*Given text*.
::::

“Sewages is more than just filth. It’s evidence of our worst habits, everything from caffeine to cocaine, all ingested and flushed down the toilet. Now scientists are using wastewater to drug-test entire cities, and the results are sobering.”
Excerpt:
“In 2001 Daughton proposed the novel ideal of testing for illicit drugs in wastewater…..Sewer epidemiology stalled stateside until 2006, when environmental chemist Jennifer Field of Oregon State University hit upon the idea as a way to help assess Oregon’s growing meth problem…Field began conducting a small proof-of-concept study, analyzing teaspoon-size samples of wastewater from 10 cities left over from an older environmental study. She found that a sample from a popular gambling destination boasted the widest range of drugs, while one from an affluent town tested positive exclusively for cocaine…Her team made headlines last august when they presented these and other findings at the American Chemical Society meeting in Boston. Their results – similar to those of Zuccato and Fanelli – showed cocaine levels highest on the weekends while levels of methamphetamine remained constant. ‘once you’re hooked, you’re hooked,’ field points out.

::::

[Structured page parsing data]

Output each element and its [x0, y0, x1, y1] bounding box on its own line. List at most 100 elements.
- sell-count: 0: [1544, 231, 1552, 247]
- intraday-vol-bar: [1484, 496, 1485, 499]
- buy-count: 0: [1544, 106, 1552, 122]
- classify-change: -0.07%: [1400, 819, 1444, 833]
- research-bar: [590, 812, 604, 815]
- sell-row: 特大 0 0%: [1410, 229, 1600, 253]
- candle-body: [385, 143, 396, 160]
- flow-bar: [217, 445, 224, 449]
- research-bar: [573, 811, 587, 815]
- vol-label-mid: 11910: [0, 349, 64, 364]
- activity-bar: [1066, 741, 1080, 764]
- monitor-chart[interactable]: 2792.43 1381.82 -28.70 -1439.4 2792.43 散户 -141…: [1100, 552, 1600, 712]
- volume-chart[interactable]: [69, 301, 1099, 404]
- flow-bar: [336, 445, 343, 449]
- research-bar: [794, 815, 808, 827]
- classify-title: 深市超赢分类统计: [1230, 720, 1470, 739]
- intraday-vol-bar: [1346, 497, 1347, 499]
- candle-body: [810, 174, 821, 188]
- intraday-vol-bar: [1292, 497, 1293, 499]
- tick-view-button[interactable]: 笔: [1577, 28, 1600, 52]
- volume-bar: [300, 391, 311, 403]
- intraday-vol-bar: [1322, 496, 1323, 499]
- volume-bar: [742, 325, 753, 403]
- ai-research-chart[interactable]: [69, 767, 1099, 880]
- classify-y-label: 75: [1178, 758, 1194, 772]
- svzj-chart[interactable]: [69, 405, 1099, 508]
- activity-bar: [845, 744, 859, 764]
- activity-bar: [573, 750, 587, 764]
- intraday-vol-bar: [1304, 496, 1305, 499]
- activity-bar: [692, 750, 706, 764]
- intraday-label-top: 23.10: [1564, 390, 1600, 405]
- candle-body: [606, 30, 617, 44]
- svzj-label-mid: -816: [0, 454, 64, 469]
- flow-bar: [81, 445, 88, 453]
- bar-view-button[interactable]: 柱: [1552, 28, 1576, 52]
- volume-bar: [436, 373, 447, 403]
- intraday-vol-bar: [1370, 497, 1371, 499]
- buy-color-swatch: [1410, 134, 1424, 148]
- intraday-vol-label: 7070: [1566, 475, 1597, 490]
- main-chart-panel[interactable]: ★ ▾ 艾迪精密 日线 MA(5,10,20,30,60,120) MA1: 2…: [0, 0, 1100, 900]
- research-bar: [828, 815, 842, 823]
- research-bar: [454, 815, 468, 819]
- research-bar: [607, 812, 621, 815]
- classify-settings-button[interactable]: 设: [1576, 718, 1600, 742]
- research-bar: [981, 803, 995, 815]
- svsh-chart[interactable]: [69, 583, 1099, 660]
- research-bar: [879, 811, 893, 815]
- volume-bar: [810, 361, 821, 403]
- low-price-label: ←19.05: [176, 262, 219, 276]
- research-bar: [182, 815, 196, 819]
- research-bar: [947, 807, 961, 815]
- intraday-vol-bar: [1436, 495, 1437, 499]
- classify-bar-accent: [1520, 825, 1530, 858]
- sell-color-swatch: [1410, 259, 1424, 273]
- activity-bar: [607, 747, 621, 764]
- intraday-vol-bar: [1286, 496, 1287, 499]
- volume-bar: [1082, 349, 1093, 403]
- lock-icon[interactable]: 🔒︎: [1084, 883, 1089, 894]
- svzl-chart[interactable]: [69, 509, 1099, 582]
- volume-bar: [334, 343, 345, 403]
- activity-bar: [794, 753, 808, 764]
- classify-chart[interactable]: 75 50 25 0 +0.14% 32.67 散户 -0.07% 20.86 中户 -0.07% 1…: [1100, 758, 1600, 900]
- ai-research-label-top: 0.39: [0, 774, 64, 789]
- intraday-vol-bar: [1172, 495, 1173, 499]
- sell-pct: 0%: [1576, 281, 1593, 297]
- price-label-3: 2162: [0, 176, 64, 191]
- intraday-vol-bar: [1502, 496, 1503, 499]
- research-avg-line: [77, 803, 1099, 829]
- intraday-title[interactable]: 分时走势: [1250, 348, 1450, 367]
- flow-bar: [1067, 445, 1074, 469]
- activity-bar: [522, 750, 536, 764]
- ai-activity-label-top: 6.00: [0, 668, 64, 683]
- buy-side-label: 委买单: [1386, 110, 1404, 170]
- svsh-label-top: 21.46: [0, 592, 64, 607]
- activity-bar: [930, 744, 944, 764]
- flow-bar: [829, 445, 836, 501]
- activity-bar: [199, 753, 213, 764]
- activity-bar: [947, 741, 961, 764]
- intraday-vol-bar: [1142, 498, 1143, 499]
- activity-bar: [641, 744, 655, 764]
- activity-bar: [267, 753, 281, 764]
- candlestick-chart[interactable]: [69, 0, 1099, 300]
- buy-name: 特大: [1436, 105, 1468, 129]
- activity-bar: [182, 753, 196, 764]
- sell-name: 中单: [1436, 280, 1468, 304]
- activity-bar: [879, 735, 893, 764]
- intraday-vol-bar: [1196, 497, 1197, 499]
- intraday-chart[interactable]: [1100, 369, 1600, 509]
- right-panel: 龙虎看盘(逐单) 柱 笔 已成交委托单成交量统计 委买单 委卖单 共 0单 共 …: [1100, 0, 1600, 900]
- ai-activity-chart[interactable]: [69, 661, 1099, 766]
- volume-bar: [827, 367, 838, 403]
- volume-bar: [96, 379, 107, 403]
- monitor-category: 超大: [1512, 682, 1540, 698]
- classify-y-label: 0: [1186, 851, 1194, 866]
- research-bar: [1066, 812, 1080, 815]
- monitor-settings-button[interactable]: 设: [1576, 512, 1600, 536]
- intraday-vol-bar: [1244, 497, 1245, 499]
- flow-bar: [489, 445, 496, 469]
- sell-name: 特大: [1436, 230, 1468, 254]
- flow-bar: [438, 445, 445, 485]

::::

*Your objective*. Pick up the passage on testing city wastewater for drugs after its final sentence, and continue it in the same voice.

*Output for this exercise*.
“Today, Field is heading up the most ambitious community urinalysis test yet. She’s soliciting wastewater samples from 130 treatment plants throughout Oregon, which service approximately 80 percent of its 3.7 million resisdents…Oregon Health Sciences Universitiy, which is footing the $30,000 bill through its Medical Research Fund, stands to gain a trove of data about drug use in individual communities, since Field will have direct estimates from areas in which surveyors have surely never set foot.
“…For marijuana, the target molecule is THC, which is tricky in its owns right. ‘There is a wide variation in the amount of active ingredient in grass,’ Fanelli says. He relies on average potency, which can be gleaned from pot busts. Sewer epidemiologists must factor in all of these variables….And some people worry about how such methods might infringe on their civil liberties. One of the calls Field received after news broke about her proof-of-concept study, for instances, was from High Times magazine. ‘They wanted to know about privacy, she says.”